[What the task requires] Images excluded, repeat each entry below exactly.

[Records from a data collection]
- - - - - - -
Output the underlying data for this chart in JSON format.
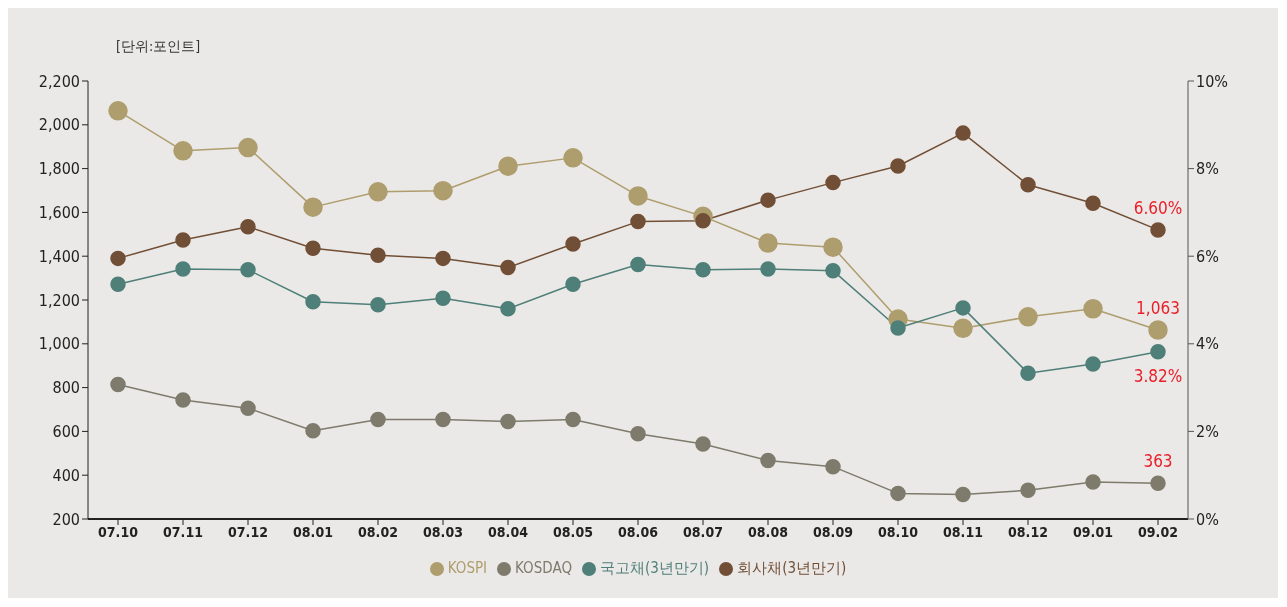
{
  "chart_data": {
    "type": "line",
    "categories": [
      "07.10",
      "07.11",
      "07.12",
      "08.01",
      "08.02",
      "08.03",
      "08.04",
      "08.05",
      "08.06",
      "08.07",
      "08.08",
      "08.09",
      "08.10",
      "08.11",
      "08.12",
      "09.01",
      "09.02"
    ],
    "series": [
      {
        "name": "KOSPI",
        "color": "#ae9d6d",
        "values": [
          2064,
          1881,
          1896,
          1624,
          1694,
          1699,
          1811,
          1849,
          1675,
          1582,
          1460,
          1441,
          1113,
          1071,
          1123,
          1160,
          1063
        ],
        "value_labels": [
          null,
          null,
          null,
          null,
          null,
          null,
          null,
          null,
          null,
          null,
          null,
          null,
          null,
          null,
          null,
          null,
          "1,063"
        ]
      },
      {
        "name": "KOSDAQ",
        "color": "#7e7a6c",
        "values": [
          814,
          743,
          706,
          603,
          654,
          654,
          645,
          654,
          589,
          542,
          467,
          439,
          317,
          312,
          331,
          369,
          363
        ],
        "value_labels": [
          null,
          null,
          null,
          null,
          null,
          null,
          null,
          null,
          null,
          null,
          null,
          null,
          null,
          null,
          null,
          null,
          "363"
        ]
      },
      {
        "name": "국고채(3년만기)",
        "color": "#4e7f78",
        "axis": "y2",
        "values": [
          5.36,
          5.71,
          5.69,
          4.96,
          4.89,
          5.04,
          4.8,
          5.36,
          5.81,
          5.69,
          5.71,
          5.67,
          4.36,
          4.82,
          3.33,
          3.54,
          3.82
        ],
        "value_labels": [
          null,
          null,
          null,
          null,
          null,
          null,
          null,
          null,
          null,
          null,
          null,
          null,
          null,
          null,
          null,
          null,
          "3.82%"
        ]
      },
      {
        "name": "회사채(3년만기)",
        "color": "#714f36",
        "axis": "y2",
        "values": [
          5.95,
          6.37,
          6.67,
          6.18,
          6.02,
          5.95,
          5.74,
          6.28,
          6.79,
          6.81,
          7.28,
          7.68,
          8.06,
          8.81,
          7.63,
          7.21,
          6.6
        ],
        "value_labels": [
          null,
          null,
          null,
          null,
          null,
          null,
          null,
          null,
          null,
          null,
          null,
          null,
          null,
          null,
          null,
          null,
          "6.60%"
        ]
      }
    ],
    "ylim": [
      200,
      2200
    ],
    "yticks": [
      {
        "value": 200,
        "label": "200"
      },
      {
        "value": 400,
        "label": "400"
      },
      {
        "value": 600,
        "label": "600"
      },
      {
        "value": 800,
        "label": "800"
      },
      {
        "value": 1000,
        "label": "1,000"
      },
      {
        "value": 1200,
        "label": "1,200"
      },
      {
        "value": 1400,
        "label": "1,400"
      },
      {
        "value": 1600,
        "label": "1,600"
      },
      {
        "value": 1800,
        "label": "1,800"
      },
      {
        "value": 2000,
        "label": "2,000"
      },
      {
        "value": 2200,
        "label": "2,200"
      }
    ],
    "y2lim": [
      0,
      10
    ],
    "y2ticks": [
      {
        "value": 0,
        "label": "0%"
      },
      {
        "value": 2,
        "label": "2%"
      },
      {
        "value": 4,
        "label": "4%"
      },
      {
        "value": 6,
        "label": "6%"
      },
      {
        "value": 8,
        "label": "8%"
      },
      {
        "value": 10,
        "label": "10%"
      }
    ],
    "annotations": [
      "[단위:포인트]"
    ],
    "grid": false,
    "legend": "bottom",
    "marker": "circle",
    "line_style": "solid"
  }
}
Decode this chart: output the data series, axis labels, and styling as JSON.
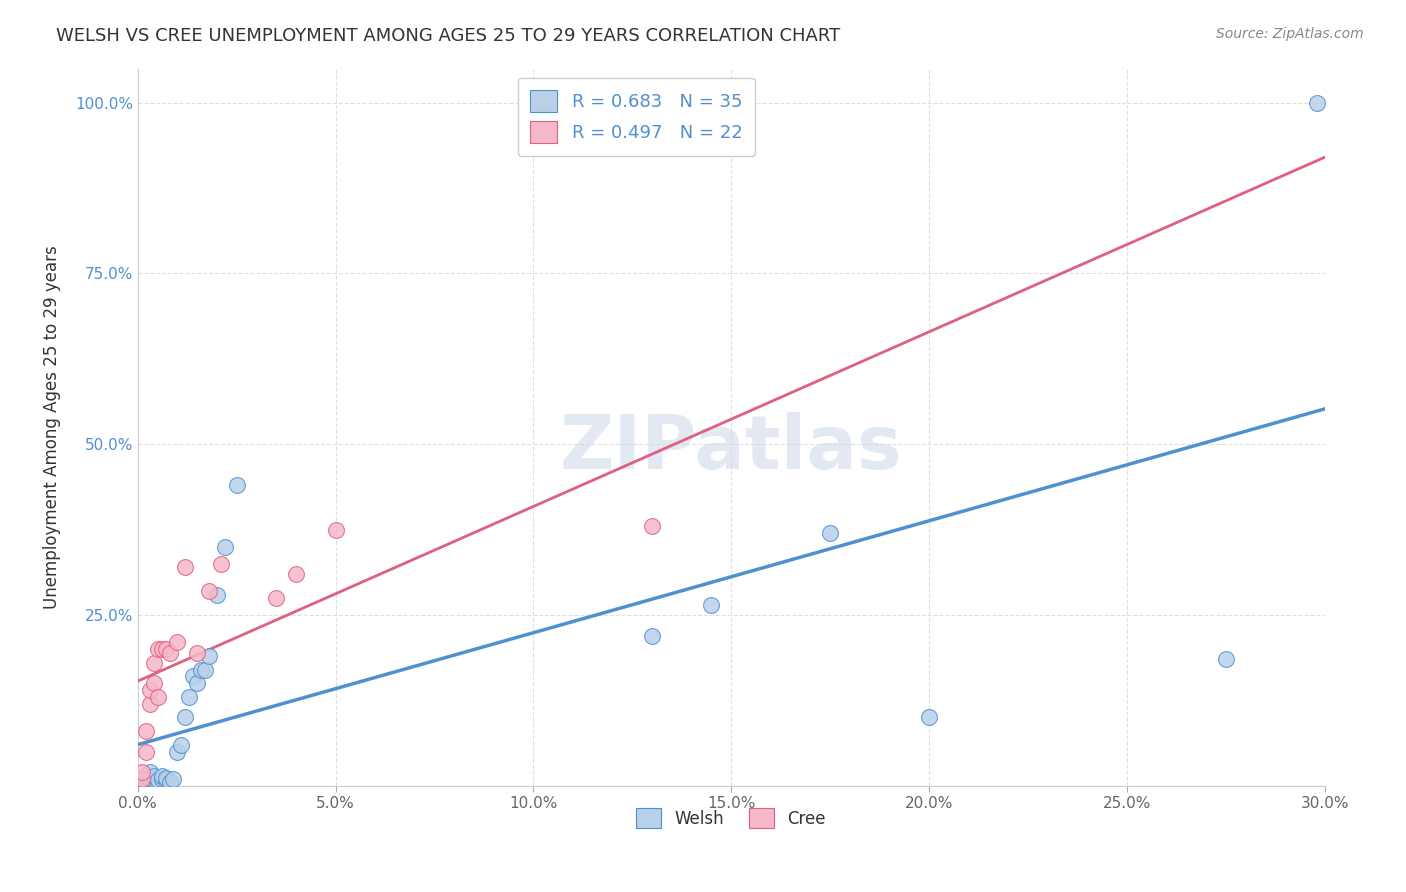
{
  "title": "WELSH VS CREE UNEMPLOYMENT AMONG AGES 25 TO 29 YEARS CORRELATION CHART",
  "source": "Source: ZipAtlas.com",
  "ylabel_label": "Unemployment Among Ages 25 to 29 years",
  "welsh_R": "0.683",
  "welsh_N": "35",
  "cree_R": "0.497",
  "cree_N": "22",
  "welsh_color": "#b8d0ea",
  "cree_color": "#f5b8c8",
  "welsh_line_color": "#5090d0",
  "cree_line_color": "#e06080",
  "legend_label_welsh": "Welsh",
  "legend_label_cree": "Cree",
  "watermark": "ZIPatlas",
  "welsh_scatter_x": [
    0.001,
    0.001,
    0.002,
    0.002,
    0.003,
    0.003,
    0.003,
    0.004,
    0.004,
    0.005,
    0.005,
    0.006,
    0.006,
    0.007,
    0.007,
    0.008,
    0.009,
    0.01,
    0.011,
    0.012,
    0.013,
    0.014,
    0.015,
    0.016,
    0.017,
    0.018,
    0.02,
    0.022,
    0.025,
    0.13,
    0.145,
    0.175,
    0.2,
    0.275,
    0.298
  ],
  "welsh_scatter_y": [
    0.005,
    0.01,
    0.005,
    0.015,
    0.005,
    0.01,
    0.02,
    0.008,
    0.015,
    0.003,
    0.008,
    0.01,
    0.015,
    0.008,
    0.012,
    0.005,
    0.01,
    0.05,
    0.06,
    0.1,
    0.13,
    0.16,
    0.15,
    0.17,
    0.17,
    0.19,
    0.28,
    0.35,
    0.44,
    0.22,
    0.265,
    0.37,
    0.1,
    0.185,
    1.0
  ],
  "cree_scatter_x": [
    0.001,
    0.001,
    0.002,
    0.002,
    0.003,
    0.003,
    0.004,
    0.004,
    0.005,
    0.005,
    0.006,
    0.007,
    0.008,
    0.01,
    0.012,
    0.015,
    0.018,
    0.021,
    0.035,
    0.04,
    0.05,
    0.13
  ],
  "cree_scatter_y": [
    0.01,
    0.02,
    0.05,
    0.08,
    0.12,
    0.14,
    0.15,
    0.18,
    0.13,
    0.2,
    0.2,
    0.2,
    0.195,
    0.21,
    0.32,
    0.195,
    0.285,
    0.325,
    0.275,
    0.31,
    0.375,
    0.38
  ],
  "xlim": [
    0.0,
    0.3
  ],
  "ylim": [
    0.0,
    1.05
  ],
  "xticks": [
    0.0,
    0.05,
    0.1,
    0.15,
    0.2,
    0.25,
    0.3
  ],
  "yticks": [
    0.0,
    0.25,
    0.5,
    0.75,
    1.0
  ],
  "background_color": "#ffffff",
  "grid_color": "#dddddd"
}
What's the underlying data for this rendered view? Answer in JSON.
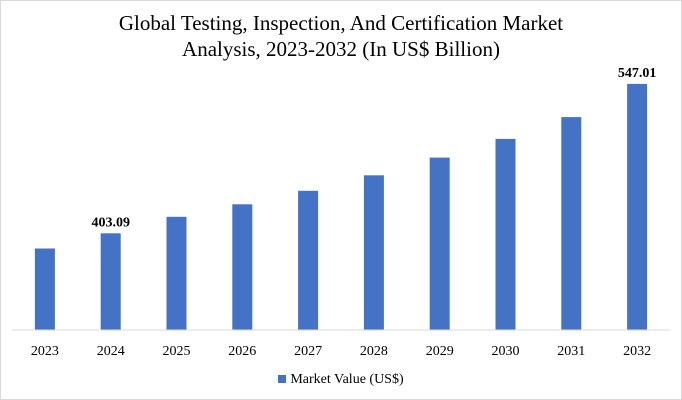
- - - - - - -
[The answer]
Output the underlying data for this chart in JSON format.
{
  "chart_data": {
    "type": "line",
    "categories": [
      "07.10",
      "07.11",
      "07.12",
      "08.01",
      "08.02",
      "08.03",
      "08.04",
      "08.05",
      "08.06",
      "08.07",
      "08.08",
      "08.09",
      "08.10",
      "08.11",
      "08.12",
      "09.01",
      "09.02"
    ],
    "series": [
      {
        "name": "KOSPI",
        "color": "#ae9d6d",
        "values": [
          2064,
          1881,
          1896,
          1624,
          1694,
          1699,
          1811,
          1849,
          1675,
          1582,
          1460,
          1441,
          1113,
          1071,
          1123,
          1160,
          1063
        ],
        "value_labels": [
          null,
          null,
          null,
          null,
          null,
          null,
          null,
          null,
          null,
          null,
          null,
          null,
          null,
          null,
          null,
          null,
          "1,063"
        ]
      },
      {
        "name": "KOSDAQ",
        "color": "#7e7a6c",
        "values": [
          814,
          743,
          706,
          603,
          654,
          654,
          645,
          654,
          589,
          542,
          467,
          439,
          317,
          312,
          331,
          369,
          363
        ],
        "value_labels": [
          null,
          null,
          null,
          null,
          null,
          null,
          null,
          null,
          null,
          null,
          null,
          null,
          null,
          null,
          null,
          null,
          "363"
        ]
      },
      {
        "name": "국고채(3년만기)",
        "color": "#4e7f78",
        "axis": "y2",
        "values": [
          5.36,
          5.71,
          5.69,
          4.96,
          4.89,
          5.04,
          4.8,
          5.36,
          5.81,
          5.69,
          5.71,
          5.67,
          4.36,
          4.82,
          3.33,
          3.54,
          3.82
        ],
        "value_labels": [
          null,
          null,
          null,
          null,
          null,
          null,
          null,
          null,
          null,
          null,
          null,
          null,
          null,
          null,
          null,
          null,
          "3.82%"
        ]
      },
      {
        "name": "회사채(3년만기)",
        "color": "#714f36",
        "axis": "y2",
        "values": [
          5.95,
          6.37,
          6.67,
          6.18,
          6.02,
          5.95,
          5.74,
          6.28,
          6.79,
          6.81,
          7.28,
          7.68,
          8.06,
          8.81,
          7.63,
          7.21,
          6.6
        ],
        "value_labels": [
          null,
          null,
          null,
          null,
          null,
          null,
          null,
          null,
          null,
          null,
          null,
          null,
          null,
          null,
          null,
          null,
          "6.60%"
        ]
      }
    ],
    "ylim": [
      200,
      2200
    ],
    "yticks": [
      {
        "value": 200,
        "label": "200"
      },
      {
        "value": 400,
        "label": "400"
      },
      {
        "value": 600,
        "label": "600"
      },
      {
        "value": 800,
        "label": "800"
      },
      {
        "value": 1000,
        "label": "1,000"
      },
      {
        "value": 1200,
        "label": "1,200"
      },
      {
        "value": 1400,
        "label": "1,400"
      },
      {
        "value": 1600,
        "label": "1,600"
      },
      {
        "value": 1800,
        "label": "1,800"
      },
      {
        "value": 2000,
        "label": "2,000"
      },
      {
        "value": 2200,
        "label": "2,200"
      }
    ],
    "y2lim": [
      0,
      10
    ],
    "y2ticks": [
      {
        "value": 0,
        "label": "0%"
      },
      {
        "value": 2,
        "label": "2%"
      },
      {
        "value": 4,
        "label": "4%"
      },
      {
        "value": 6,
        "label": "6%"
      },
      {
        "value": 8,
        "label": "8%"
      },
      {
        "value": 10,
        "label": "10%"
      }
    ],
    "annotations": [
      "[단위:포인트]"
    ],
    "grid": false,
    "legend": "bottom",
    "marker": "circle",
    "line_style": "solid"
  }
}
Decode this chart: output the data series, axis labels, and styling as JSON.
{
  "title": "WELSH VS CREE UNEMPLOYMENT AMONG AGES 25 TO 29 YEARS CORRELATION CHART",
  "source": "Source: ZipAtlas.com",
  "ylabel_label": "Unemployment Among Ages 25 to 29 years",
  "welsh_R": "0.683",
  "welsh_N": "35",
  "cree_R": "0.497",
  "cree_N": "22",
  "welsh_color": "#b8d0ea",
  "cree_color": "#f5b8c8",
  "welsh_line_color": "#5090d0",
  "cree_line_color": "#e06080",
  "legend_label_welsh": "Welsh",
  "legend_label_cree": "Cree",
  "watermark": "ZIPatlas",
  "welsh_scatter_x": [
    0.001,
    0.001,
    0.002,
    0.002,
    0.003,
    0.003,
    0.003,
    0.004,
    0.004,
    0.005,
    0.005,
    0.006,
    0.006,
    0.007,
    0.007,
    0.008,
    0.009,
    0.01,
    0.011,
    0.012,
    0.013,
    0.014,
    0.015,
    0.016,
    0.017,
    0.018,
    0.02,
    0.022,
    0.025,
    0.13,
    0.145,
    0.175,
    0.2,
    0.275,
    0.298
  ],
  "welsh_scatter_y": [
    0.005,
    0.01,
    0.005,
    0.015,
    0.005,
    0.01,
    0.02,
    0.008,
    0.015,
    0.003,
    0.008,
    0.01,
    0.015,
    0.008,
    0.012,
    0.005,
    0.01,
    0.05,
    0.06,
    0.1,
    0.13,
    0.16,
    0.15,
    0.17,
    0.17,
    0.19,
    0.28,
    0.35,
    0.44,
    0.22,
    0.265,
    0.37,
    0.1,
    0.185,
    1.0
  ],
  "cree_scatter_x": [
    0.001,
    0.001,
    0.002,
    0.002,
    0.003,
    0.003,
    0.004,
    0.004,
    0.005,
    0.005,
    0.006,
    0.007,
    0.008,
    0.01,
    0.012,
    0.015,
    0.018,
    0.021,
    0.035,
    0.04,
    0.05,
    0.13
  ],
  "cree_scatter_y": [
    0.01,
    0.02,
    0.05,
    0.08,
    0.12,
    0.14,
    0.15,
    0.18,
    0.13,
    0.2,
    0.2,
    0.2,
    0.195,
    0.21,
    0.32,
    0.195,
    0.285,
    0.325,
    0.275,
    0.31,
    0.375,
    0.38
  ],
  "xlim": [
    0.0,
    0.3
  ],
  "ylim": [
    0.0,
    1.05
  ],
  "xticks": [
    0.0,
    0.05,
    0.1,
    0.15,
    0.2,
    0.25,
    0.3
  ],
  "yticks": [
    0.0,
    0.25,
    0.5,
    0.75,
    1.0
  ],
  "background_color": "#ffffff",
  "grid_color": "#dddddd"
}
What's the underlying data for this rendered view? Answer in JSON.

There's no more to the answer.